>> BEGIN DATA PROVIDED
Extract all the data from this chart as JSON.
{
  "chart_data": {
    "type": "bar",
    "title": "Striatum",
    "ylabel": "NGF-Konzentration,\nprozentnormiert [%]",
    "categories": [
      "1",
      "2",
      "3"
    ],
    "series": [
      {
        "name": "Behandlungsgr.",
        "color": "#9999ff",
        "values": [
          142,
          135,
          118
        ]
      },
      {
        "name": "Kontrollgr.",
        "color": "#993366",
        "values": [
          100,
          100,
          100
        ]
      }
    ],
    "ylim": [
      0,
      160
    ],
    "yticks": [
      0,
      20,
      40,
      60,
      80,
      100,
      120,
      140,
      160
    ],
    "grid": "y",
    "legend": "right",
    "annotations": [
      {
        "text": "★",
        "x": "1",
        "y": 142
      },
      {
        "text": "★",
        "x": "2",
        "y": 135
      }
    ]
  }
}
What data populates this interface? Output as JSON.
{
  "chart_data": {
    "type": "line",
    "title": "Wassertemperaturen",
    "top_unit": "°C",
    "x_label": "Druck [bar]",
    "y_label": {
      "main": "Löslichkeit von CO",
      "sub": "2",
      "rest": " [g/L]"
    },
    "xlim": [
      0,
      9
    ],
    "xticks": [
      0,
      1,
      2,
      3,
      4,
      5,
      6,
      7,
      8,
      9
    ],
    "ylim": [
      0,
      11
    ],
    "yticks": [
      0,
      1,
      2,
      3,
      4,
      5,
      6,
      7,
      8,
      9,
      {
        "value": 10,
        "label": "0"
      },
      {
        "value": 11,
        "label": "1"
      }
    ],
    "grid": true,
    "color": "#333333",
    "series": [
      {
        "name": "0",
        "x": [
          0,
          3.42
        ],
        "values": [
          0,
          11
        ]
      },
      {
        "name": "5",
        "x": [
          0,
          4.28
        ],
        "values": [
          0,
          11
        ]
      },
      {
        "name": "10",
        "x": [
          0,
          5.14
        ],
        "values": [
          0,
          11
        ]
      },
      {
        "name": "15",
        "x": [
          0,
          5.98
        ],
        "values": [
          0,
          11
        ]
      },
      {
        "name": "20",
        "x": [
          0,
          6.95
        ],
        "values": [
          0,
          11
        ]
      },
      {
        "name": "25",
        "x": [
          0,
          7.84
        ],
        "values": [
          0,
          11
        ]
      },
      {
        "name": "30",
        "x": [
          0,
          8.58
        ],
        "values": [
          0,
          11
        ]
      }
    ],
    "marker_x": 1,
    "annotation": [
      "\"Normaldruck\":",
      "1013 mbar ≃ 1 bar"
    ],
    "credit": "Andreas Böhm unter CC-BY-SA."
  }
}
>> END DATA PROVIDED
**DIRECTION:**
Tally the lines of the material above that contain the word "color" and report the total alone.

**SOLUTION FOR THIS TASK:**
3